**INSTRUCTION**.
Leaving out the pictures, transcribe all of the records faithfully.

**PROVIDED INFORMATION**.

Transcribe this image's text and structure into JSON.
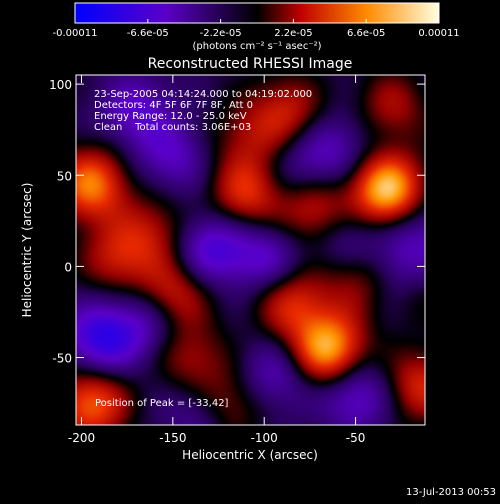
{
  "colorbar": {
    "tick_labels": [
      "-0.00011",
      "-6.6e-05",
      "-2.2e-05",
      "2.2e-05",
      "6.6e-05",
      "0.00011"
    ],
    "tick_values": [
      -0.00011,
      -6.6e-05,
      -2.2e-05,
      2.2e-05,
      6.6e-05,
      0.00011
    ],
    "unit_label": "(photons cm⁻² s⁻¹ asec⁻²)"
  },
  "chart_data": {
    "type": "heatmap",
    "title": "Reconstructed RHESSI Image",
    "xlabel": "Heliocentric X (arcsec)",
    "ylabel": "Heliocentric Y (arcsec)",
    "xlim": [
      -203,
      -12
    ],
    "ylim": [
      -87,
      105
    ],
    "x_ticks": [
      -200,
      -150,
      -100,
      -50
    ],
    "y_ticks": [
      -50,
      0,
      50,
      100
    ],
    "annotations": [
      "23-Sep-2005 04:14:24.000 to 04:19:02.000",
      "Detectors: 4F 5F 6F 7F 8F, Att 0",
      "Energy Range: 12.0 - 25.0 keV",
      "Clean    Total counts: 3.06E+03"
    ],
    "peak_label": "Position of Peak = [-33,42]",
    "peak": {
      "x": -33,
      "y": 42
    },
    "colorbar_range": [
      -0.00011,
      0.00011
    ],
    "blobs": [
      {
        "x": -33,
        "y": 42,
        "v": 1.0
      },
      {
        "x": -110,
        "y": 40,
        "v": 0.55
      },
      {
        "x": -72,
        "y": 30,
        "v": 0.5
      },
      {
        "x": -88,
        "y": 85,
        "v": 0.45
      },
      {
        "x": -30,
        "y": 88,
        "v": 0.35
      },
      {
        "x": -195,
        "y": 45,
        "v": 0.75
      },
      {
        "x": -180,
        "y": 5,
        "v": 0.45
      },
      {
        "x": -150,
        "y": -15,
        "v": 0.5
      },
      {
        "x": -160,
        "y": 20,
        "v": 0.35
      },
      {
        "x": -65,
        "y": -45,
        "v": 0.9
      },
      {
        "x": -85,
        "y": -20,
        "v": 0.5
      },
      {
        "x": -20,
        "y": -10,
        "v": 0.45
      },
      {
        "x": -15,
        "y": -65,
        "v": 0.5
      },
      {
        "x": -120,
        "y": -75,
        "v": 0.4
      },
      {
        "x": -195,
        "y": -75,
        "v": 0.7
      },
      {
        "x": -140,
        "y": -50,
        "v": 0.35
      },
      {
        "x": -48,
        "y": -5,
        "v": 0.4
      },
      {
        "x": -110,
        "y": 70,
        "v": 0.3
      },
      {
        "x": -190,
        "y": -40,
        "v": -0.6
      },
      {
        "x": -165,
        "y": -30,
        "v": -0.35
      },
      {
        "x": -130,
        "y": 10,
        "v": -0.5
      },
      {
        "x": -100,
        "y": 5,
        "v": -0.4
      },
      {
        "x": -25,
        "y": -5,
        "v": -0.6
      },
      {
        "x": -55,
        "y": 15,
        "v": -0.35
      },
      {
        "x": -95,
        "y": -60,
        "v": -0.35
      },
      {
        "x": -50,
        "y": -70,
        "v": -0.45
      },
      {
        "x": -150,
        "y": 60,
        "v": -0.35
      },
      {
        "x": -170,
        "y": 85,
        "v": -0.4
      },
      {
        "x": -60,
        "y": 65,
        "v": -0.3
      },
      {
        "x": -135,
        "y": -80,
        "v": -0.3
      },
      {
        "x": -80,
        "y": 55,
        "v": -0.25
      },
      {
        "x": -15,
        "y": 20,
        "v": -0.3
      }
    ]
  },
  "footer": {
    "date": "13-Jul-2013 00:53"
  }
}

**THE RESPONSE**.
Transcribe this image's text and structure into JSON.
{
  "colorbar": {
    "tick_labels": [
      "-0.00011",
      "-6.6e-05",
      "-2.2e-05",
      "2.2e-05",
      "6.6e-05",
      "0.00011"
    ],
    "tick_values": [
      -0.00011,
      -6.6e-05,
      -2.2e-05,
      2.2e-05,
      6.6e-05,
      0.00011
    ],
    "unit_label": "(photons cm⁻² s⁻¹ asec⁻²)"
  },
  "chart_data": {
    "type": "heatmap",
    "title": "Reconstructed RHESSI Image",
    "xlabel": "Heliocentric X (arcsec)",
    "ylabel": "Heliocentric Y (arcsec)",
    "xlim": [
      -203,
      -12
    ],
    "ylim": [
      -87,
      105
    ],
    "x_ticks": [
      -200,
      -150,
      -100,
      -50
    ],
    "y_ticks": [
      -50,
      0,
      50,
      100
    ],
    "annotations": [
      "23-Sep-2005 04:14:24.000 to 04:19:02.000",
      "Detectors: 4F 5F 6F 7F 8F, Att 0",
      "Energy Range: 12.0 - 25.0 keV",
      "Clean    Total counts: 3.06E+03"
    ],
    "peak_label": "Position of Peak = [-33,42]",
    "peak": {
      "x": -33,
      "y": 42
    },
    "colorbar_range": [
      -0.00011,
      0.00011
    ],
    "blobs": [
      {
        "x": -33,
        "y": 42,
        "v": 1.0
      },
      {
        "x": -110,
        "y": 40,
        "v": 0.55
      },
      {
        "x": -72,
        "y": 30,
        "v": 0.5
      },
      {
        "x": -88,
        "y": 85,
        "v": 0.45
      },
      {
        "x": -30,
        "y": 88,
        "v": 0.35
      },
      {
        "x": -195,
        "y": 45,
        "v": 0.75
      },
      {
        "x": -180,
        "y": 5,
        "v": 0.45
      },
      {
        "x": -150,
        "y": -15,
        "v": 0.5
      },
      {
        "x": -160,
        "y": 20,
        "v": 0.35
      },
      {
        "x": -65,
        "y": -45,
        "v": 0.9
      },
      {
        "x": -85,
        "y": -20,
        "v": 0.5
      },
      {
        "x": -20,
        "y": -10,
        "v": 0.45
      },
      {
        "x": -15,
        "y": -65,
        "v": 0.5
      },
      {
        "x": -120,
        "y": -75,
        "v": 0.4
      },
      {
        "x": -195,
        "y": -75,
        "v": 0.7
      },
      {
        "x": -140,
        "y": -50,
        "v": 0.35
      },
      {
        "x": -48,
        "y": -5,
        "v": 0.4
      },
      {
        "x": -110,
        "y": 70,
        "v": 0.3
      },
      {
        "x": -190,
        "y": -40,
        "v": -0.6
      },
      {
        "x": -165,
        "y": -30,
        "v": -0.35
      },
      {
        "x": -130,
        "y": 10,
        "v": -0.5
      },
      {
        "x": -100,
        "y": 5,
        "v": -0.4
      },
      {
        "x": -25,
        "y": -5,
        "v": -0.6
      },
      {
        "x": -55,
        "y": 15,
        "v": -0.35
      },
      {
        "x": -95,
        "y": -60,
        "v": -0.35
      },
      {
        "x": -50,
        "y": -70,
        "v": -0.45
      },
      {
        "x": -150,
        "y": 60,
        "v": -0.35
      },
      {
        "x": -170,
        "y": 85,
        "v": -0.4
      },
      {
        "x": -60,
        "y": 65,
        "v": -0.3
      },
      {
        "x": -135,
        "y": -80,
        "v": -0.3
      },
      {
        "x": -80,
        "y": 55,
        "v": -0.25
      },
      {
        "x": -15,
        "y": 20,
        "v": -0.3
      }
    ]
  },
  "footer": {
    "date": "13-Jul-2013 00:53"
  }
}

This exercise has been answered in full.